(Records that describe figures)
______

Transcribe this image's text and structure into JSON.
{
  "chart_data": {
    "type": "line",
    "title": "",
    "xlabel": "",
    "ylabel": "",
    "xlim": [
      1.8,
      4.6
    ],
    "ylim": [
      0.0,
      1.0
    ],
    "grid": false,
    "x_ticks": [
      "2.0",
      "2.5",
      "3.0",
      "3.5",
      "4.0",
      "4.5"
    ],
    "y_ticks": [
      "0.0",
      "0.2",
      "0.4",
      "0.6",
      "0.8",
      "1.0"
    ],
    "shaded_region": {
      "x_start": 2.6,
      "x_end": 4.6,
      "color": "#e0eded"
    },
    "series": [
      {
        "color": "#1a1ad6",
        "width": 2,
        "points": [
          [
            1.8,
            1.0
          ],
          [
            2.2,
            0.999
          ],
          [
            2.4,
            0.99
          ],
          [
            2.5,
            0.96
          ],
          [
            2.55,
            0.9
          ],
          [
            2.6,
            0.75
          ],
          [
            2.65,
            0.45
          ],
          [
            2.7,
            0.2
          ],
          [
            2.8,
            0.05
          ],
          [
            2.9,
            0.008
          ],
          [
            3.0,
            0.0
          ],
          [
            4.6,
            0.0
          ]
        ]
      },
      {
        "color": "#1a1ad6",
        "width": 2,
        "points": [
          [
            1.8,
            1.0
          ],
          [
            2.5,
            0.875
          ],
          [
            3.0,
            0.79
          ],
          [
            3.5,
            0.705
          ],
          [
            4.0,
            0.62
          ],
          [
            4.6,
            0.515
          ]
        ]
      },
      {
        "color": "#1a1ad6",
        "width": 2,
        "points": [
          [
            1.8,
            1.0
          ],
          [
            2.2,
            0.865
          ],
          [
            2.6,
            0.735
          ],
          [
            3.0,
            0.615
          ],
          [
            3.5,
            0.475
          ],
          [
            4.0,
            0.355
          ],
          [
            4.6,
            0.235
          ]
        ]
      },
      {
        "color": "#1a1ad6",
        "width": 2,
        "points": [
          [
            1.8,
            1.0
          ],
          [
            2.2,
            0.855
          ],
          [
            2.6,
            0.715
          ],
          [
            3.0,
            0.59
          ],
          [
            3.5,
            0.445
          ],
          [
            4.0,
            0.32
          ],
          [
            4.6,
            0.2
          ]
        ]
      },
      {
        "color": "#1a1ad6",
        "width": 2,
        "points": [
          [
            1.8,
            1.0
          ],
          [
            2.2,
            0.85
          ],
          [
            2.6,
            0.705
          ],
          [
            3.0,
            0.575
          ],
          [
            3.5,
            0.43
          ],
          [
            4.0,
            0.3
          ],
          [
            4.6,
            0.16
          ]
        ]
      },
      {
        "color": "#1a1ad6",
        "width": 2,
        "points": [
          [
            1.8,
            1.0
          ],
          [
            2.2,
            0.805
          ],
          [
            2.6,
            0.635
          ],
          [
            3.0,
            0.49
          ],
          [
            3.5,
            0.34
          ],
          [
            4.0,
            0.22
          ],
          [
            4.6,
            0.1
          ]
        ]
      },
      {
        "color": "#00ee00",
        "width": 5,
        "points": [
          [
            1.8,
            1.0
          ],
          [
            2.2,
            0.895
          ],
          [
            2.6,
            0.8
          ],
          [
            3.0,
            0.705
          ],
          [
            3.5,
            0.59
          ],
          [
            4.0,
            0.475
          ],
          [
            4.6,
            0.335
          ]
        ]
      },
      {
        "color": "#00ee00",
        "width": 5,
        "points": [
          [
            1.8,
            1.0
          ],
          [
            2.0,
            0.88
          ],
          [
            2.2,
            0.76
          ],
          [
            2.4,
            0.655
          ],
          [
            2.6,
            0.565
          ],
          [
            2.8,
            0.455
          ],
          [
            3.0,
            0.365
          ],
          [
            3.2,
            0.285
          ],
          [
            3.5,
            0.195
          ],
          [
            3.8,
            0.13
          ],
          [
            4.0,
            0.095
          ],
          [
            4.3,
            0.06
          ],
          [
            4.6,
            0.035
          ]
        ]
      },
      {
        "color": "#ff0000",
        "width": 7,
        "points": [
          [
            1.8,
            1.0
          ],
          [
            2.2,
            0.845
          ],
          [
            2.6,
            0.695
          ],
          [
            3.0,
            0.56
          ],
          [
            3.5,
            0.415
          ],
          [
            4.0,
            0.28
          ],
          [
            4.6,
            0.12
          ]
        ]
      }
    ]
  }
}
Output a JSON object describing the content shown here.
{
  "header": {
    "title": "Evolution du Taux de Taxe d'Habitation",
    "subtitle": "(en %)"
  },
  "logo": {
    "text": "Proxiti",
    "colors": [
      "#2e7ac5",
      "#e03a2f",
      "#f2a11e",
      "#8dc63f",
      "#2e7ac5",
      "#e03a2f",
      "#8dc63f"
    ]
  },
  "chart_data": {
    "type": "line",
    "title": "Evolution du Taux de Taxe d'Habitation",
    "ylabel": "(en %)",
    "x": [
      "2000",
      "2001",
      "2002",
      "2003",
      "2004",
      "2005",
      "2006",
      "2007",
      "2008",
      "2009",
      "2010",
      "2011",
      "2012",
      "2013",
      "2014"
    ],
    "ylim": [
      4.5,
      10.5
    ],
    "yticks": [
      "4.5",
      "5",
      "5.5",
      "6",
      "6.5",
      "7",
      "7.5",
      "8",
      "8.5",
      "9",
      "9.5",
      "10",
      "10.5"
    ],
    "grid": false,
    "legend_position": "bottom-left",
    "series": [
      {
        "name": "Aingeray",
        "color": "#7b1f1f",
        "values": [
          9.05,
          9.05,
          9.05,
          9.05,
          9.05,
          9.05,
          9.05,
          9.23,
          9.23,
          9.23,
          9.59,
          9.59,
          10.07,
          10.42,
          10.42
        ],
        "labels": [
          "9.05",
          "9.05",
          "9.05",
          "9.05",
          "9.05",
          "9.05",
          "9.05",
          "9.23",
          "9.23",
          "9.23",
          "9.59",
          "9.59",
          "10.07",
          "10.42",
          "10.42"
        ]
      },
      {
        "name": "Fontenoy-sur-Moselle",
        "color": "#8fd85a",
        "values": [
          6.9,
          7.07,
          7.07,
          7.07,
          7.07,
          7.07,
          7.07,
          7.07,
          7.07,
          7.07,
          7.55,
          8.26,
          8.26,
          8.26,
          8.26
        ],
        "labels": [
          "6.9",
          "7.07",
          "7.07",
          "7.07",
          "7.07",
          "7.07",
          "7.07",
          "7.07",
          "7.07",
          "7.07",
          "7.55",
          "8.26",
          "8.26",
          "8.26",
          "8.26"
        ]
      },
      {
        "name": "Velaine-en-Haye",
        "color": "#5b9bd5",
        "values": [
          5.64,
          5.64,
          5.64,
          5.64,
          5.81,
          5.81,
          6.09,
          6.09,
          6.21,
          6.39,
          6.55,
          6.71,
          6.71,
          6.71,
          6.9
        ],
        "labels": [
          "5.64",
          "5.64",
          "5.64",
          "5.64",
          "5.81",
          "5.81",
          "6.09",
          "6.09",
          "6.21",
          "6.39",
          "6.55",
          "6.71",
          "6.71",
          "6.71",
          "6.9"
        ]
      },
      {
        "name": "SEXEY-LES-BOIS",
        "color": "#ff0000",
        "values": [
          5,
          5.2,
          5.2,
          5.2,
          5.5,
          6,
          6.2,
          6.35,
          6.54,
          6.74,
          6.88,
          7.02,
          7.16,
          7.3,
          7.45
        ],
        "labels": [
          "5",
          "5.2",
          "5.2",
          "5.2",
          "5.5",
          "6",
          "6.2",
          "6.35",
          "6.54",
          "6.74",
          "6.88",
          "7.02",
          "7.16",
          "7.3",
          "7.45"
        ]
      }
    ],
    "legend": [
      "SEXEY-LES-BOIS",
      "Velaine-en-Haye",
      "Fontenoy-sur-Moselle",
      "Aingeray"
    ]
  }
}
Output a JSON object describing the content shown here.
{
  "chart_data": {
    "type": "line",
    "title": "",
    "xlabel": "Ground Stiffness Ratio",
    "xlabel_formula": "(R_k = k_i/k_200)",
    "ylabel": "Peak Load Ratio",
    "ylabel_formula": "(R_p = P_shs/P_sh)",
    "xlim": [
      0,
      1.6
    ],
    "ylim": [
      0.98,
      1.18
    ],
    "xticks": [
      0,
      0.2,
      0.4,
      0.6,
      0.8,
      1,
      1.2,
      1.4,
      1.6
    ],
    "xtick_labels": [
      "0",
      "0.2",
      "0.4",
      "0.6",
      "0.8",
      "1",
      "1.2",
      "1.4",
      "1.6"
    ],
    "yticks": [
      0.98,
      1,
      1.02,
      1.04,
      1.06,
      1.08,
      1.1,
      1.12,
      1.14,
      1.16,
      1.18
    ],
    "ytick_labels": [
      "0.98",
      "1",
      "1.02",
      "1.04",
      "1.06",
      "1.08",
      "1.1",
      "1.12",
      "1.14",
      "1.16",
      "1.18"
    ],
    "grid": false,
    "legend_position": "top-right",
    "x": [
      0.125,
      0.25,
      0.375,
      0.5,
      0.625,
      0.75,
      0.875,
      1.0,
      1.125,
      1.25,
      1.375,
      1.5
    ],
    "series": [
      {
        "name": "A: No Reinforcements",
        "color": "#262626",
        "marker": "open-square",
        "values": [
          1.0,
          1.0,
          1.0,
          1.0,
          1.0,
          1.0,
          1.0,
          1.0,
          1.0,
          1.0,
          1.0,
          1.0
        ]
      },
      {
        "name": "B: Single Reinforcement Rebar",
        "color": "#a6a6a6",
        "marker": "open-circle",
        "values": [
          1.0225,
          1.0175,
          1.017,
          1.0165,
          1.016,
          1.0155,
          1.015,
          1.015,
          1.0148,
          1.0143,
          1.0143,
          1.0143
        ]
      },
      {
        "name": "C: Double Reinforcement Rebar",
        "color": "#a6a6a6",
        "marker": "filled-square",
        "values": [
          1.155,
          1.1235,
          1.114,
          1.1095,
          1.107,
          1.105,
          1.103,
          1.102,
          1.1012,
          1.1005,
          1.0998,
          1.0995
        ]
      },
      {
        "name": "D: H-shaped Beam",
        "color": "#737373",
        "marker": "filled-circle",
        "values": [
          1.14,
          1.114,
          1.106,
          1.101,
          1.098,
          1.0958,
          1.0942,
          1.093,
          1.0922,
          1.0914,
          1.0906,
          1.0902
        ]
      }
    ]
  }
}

______

## REQUIRED WORK:
Look through the listing above and count the lines where the string "Velaine" appears. Report the number only.

## COMPLETED EXERCISE:
2